AIM OF THE TASK:
Could you repeat the records below exactly, leaving out any pictures?

[Figure record extracts]
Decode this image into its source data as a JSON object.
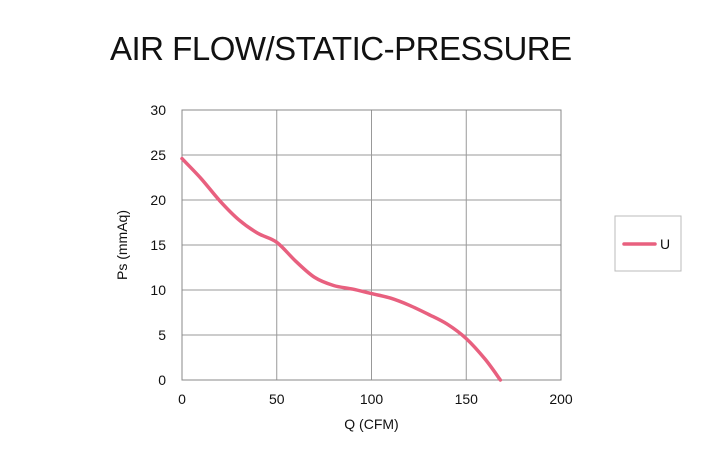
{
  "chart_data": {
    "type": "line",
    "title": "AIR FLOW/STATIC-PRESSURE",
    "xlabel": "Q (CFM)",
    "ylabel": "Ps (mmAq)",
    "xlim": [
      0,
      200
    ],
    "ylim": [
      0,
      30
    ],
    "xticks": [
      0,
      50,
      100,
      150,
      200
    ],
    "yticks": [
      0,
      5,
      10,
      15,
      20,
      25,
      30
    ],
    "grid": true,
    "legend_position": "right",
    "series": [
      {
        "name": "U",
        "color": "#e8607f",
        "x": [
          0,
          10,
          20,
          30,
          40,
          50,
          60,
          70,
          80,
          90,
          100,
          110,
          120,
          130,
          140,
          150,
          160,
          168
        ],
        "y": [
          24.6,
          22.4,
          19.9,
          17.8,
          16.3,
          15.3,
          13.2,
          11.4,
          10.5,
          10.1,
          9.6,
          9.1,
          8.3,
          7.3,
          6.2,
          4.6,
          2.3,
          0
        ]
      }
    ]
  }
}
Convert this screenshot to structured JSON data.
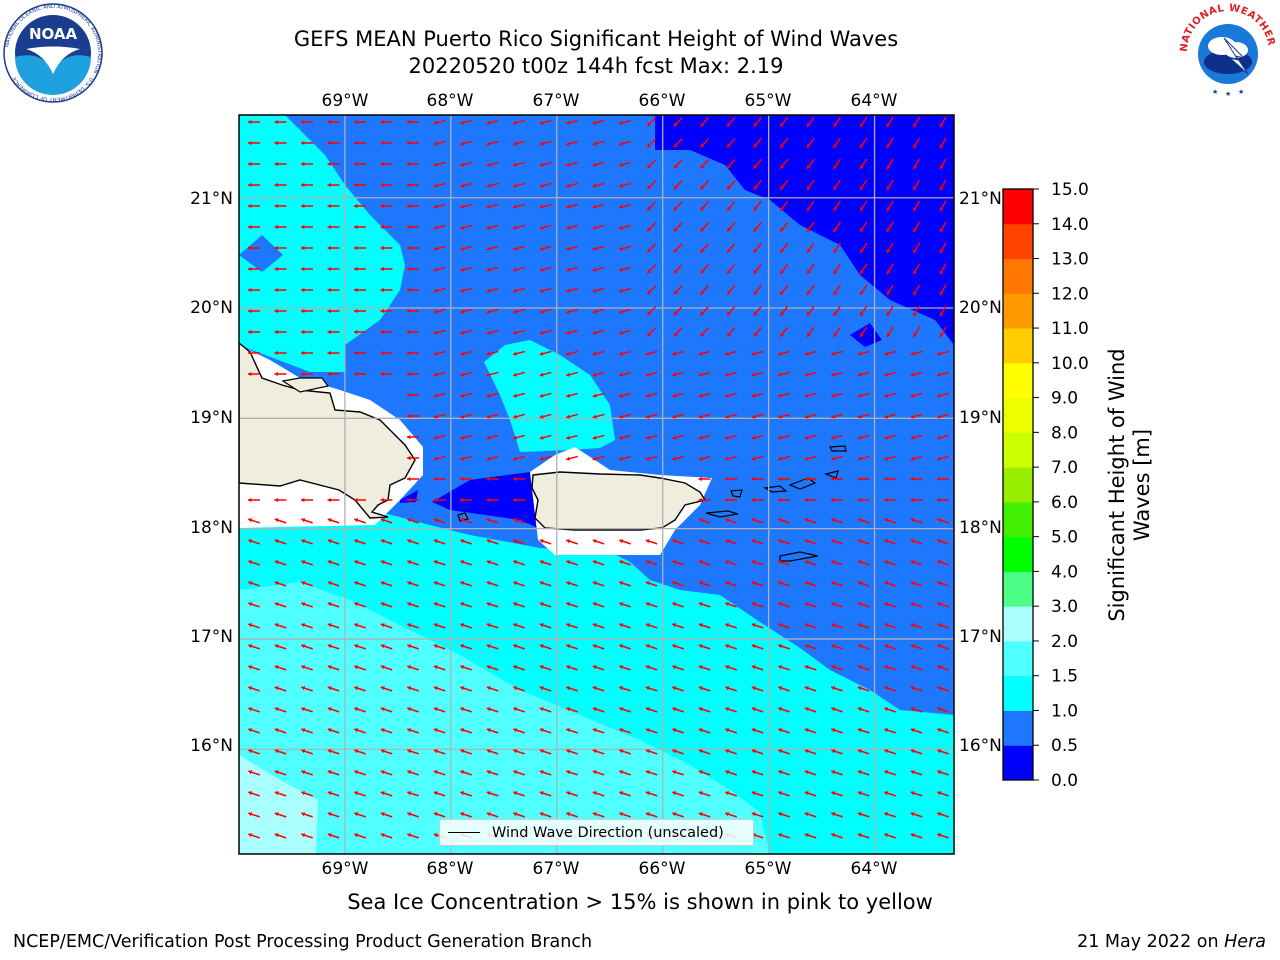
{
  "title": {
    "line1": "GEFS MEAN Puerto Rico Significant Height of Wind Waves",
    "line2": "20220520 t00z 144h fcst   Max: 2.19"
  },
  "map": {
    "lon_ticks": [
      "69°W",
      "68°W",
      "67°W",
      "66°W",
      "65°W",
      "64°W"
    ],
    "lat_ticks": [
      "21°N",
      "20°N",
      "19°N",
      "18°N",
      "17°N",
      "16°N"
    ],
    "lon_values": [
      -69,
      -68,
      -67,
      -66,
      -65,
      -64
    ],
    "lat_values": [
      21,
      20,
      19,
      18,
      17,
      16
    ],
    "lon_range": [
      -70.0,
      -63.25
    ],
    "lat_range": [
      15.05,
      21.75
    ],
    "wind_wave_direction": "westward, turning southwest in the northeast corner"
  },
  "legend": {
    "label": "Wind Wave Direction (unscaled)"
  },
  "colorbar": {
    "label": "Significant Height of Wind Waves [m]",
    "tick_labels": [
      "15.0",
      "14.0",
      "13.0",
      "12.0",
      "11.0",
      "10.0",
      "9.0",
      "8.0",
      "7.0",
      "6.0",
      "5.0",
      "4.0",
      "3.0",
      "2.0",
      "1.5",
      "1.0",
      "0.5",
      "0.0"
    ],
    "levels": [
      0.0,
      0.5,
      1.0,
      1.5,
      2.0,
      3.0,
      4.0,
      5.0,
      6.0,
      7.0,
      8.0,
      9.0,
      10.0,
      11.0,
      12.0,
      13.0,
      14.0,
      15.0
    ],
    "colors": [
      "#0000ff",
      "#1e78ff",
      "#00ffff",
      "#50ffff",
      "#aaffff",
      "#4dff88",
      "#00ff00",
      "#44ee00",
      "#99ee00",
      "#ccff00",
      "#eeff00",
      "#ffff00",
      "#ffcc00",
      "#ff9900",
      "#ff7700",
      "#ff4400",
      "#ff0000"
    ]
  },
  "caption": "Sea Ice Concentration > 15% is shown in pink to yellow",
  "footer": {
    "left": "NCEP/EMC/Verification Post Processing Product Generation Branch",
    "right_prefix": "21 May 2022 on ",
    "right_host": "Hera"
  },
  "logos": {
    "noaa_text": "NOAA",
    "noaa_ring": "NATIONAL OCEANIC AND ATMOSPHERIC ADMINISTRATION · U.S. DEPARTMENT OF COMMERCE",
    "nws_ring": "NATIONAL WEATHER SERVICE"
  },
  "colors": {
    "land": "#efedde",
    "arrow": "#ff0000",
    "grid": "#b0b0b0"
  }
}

RESPONSE FOR THIS EXERCISE:
Decode this image into its source data as a JSON object.
{
  "chart_data": {
    "type": "line",
    "title": "AIR FLOW/STATIC-PRESSURE",
    "xlabel": "Q (CFM)",
    "ylabel": "Ps (mmAq)",
    "xlim": [
      0,
      200
    ],
    "ylim": [
      0,
      30
    ],
    "xticks": [
      0,
      50,
      100,
      150,
      200
    ],
    "yticks": [
      0,
      5,
      10,
      15,
      20,
      25,
      30
    ],
    "grid": true,
    "legend_position": "right",
    "series": [
      {
        "name": "U",
        "color": "#e8607f",
        "x": [
          0,
          10,
          20,
          30,
          40,
          50,
          60,
          70,
          80,
          90,
          100,
          110,
          120,
          130,
          140,
          150,
          160,
          168
        ],
        "y": [
          24.6,
          22.4,
          19.9,
          17.8,
          16.3,
          15.3,
          13.2,
          11.4,
          10.5,
          10.1,
          9.6,
          9.1,
          8.3,
          7.3,
          6.2,
          4.6,
          2.3,
          0
        ]
      }
    ]
  }
}
Convert this screenshot to structured JSON data.
{
  "title": {
    "line1": "GEFS MEAN Puerto Rico Significant Height of Wind Waves",
    "line2": "20220520 t00z 144h fcst   Max: 2.19"
  },
  "map": {
    "lon_ticks": [
      "69°W",
      "68°W",
      "67°W",
      "66°W",
      "65°W",
      "64°W"
    ],
    "lat_ticks": [
      "21°N",
      "20°N",
      "19°N",
      "18°N",
      "17°N",
      "16°N"
    ],
    "lon_values": [
      -69,
      -68,
      -67,
      -66,
      -65,
      -64
    ],
    "lat_values": [
      21,
      20,
      19,
      18,
      17,
      16
    ],
    "lon_range": [
      -70.0,
      -63.25
    ],
    "lat_range": [
      15.05,
      21.75
    ],
    "wind_wave_direction": "westward, turning southwest in the northeast corner"
  },
  "legend": {
    "label": "Wind Wave Direction (unscaled)"
  },
  "colorbar": {
    "label": "Significant Height of Wind Waves [m]",
    "tick_labels": [
      "15.0",
      "14.0",
      "13.0",
      "12.0",
      "11.0",
      "10.0",
      "9.0",
      "8.0",
      "7.0",
      "6.0",
      "5.0",
      "4.0",
      "3.0",
      "2.0",
      "1.5",
      "1.0",
      "0.5",
      "0.0"
    ],
    "levels": [
      0.0,
      0.5,
      1.0,
      1.5,
      2.0,
      3.0,
      4.0,
      5.0,
      6.0,
      7.0,
      8.0,
      9.0,
      10.0,
      11.0,
      12.0,
      13.0,
      14.0,
      15.0
    ],
    "colors": [
      "#0000ff",
      "#1e78ff",
      "#00ffff",
      "#50ffff",
      "#aaffff",
      "#4dff88",
      "#00ff00",
      "#44ee00",
      "#99ee00",
      "#ccff00",
      "#eeff00",
      "#ffff00",
      "#ffcc00",
      "#ff9900",
      "#ff7700",
      "#ff4400",
      "#ff0000"
    ]
  },
  "caption": "Sea Ice Concentration > 15% is shown in pink to yellow",
  "footer": {
    "left": "NCEP/EMC/Verification Post Processing Product Generation Branch",
    "right_prefix": "21 May 2022 on ",
    "right_host": "Hera"
  },
  "logos": {
    "noaa_text": "NOAA",
    "noaa_ring": "NATIONAL OCEANIC AND ATMOSPHERIC ADMINISTRATION · U.S. DEPARTMENT OF COMMERCE",
    "nws_ring": "NATIONAL WEATHER SERVICE"
  },
  "colors": {
    "land": "#efedde",
    "arrow": "#ff0000",
    "grid": "#b0b0b0"
  }
}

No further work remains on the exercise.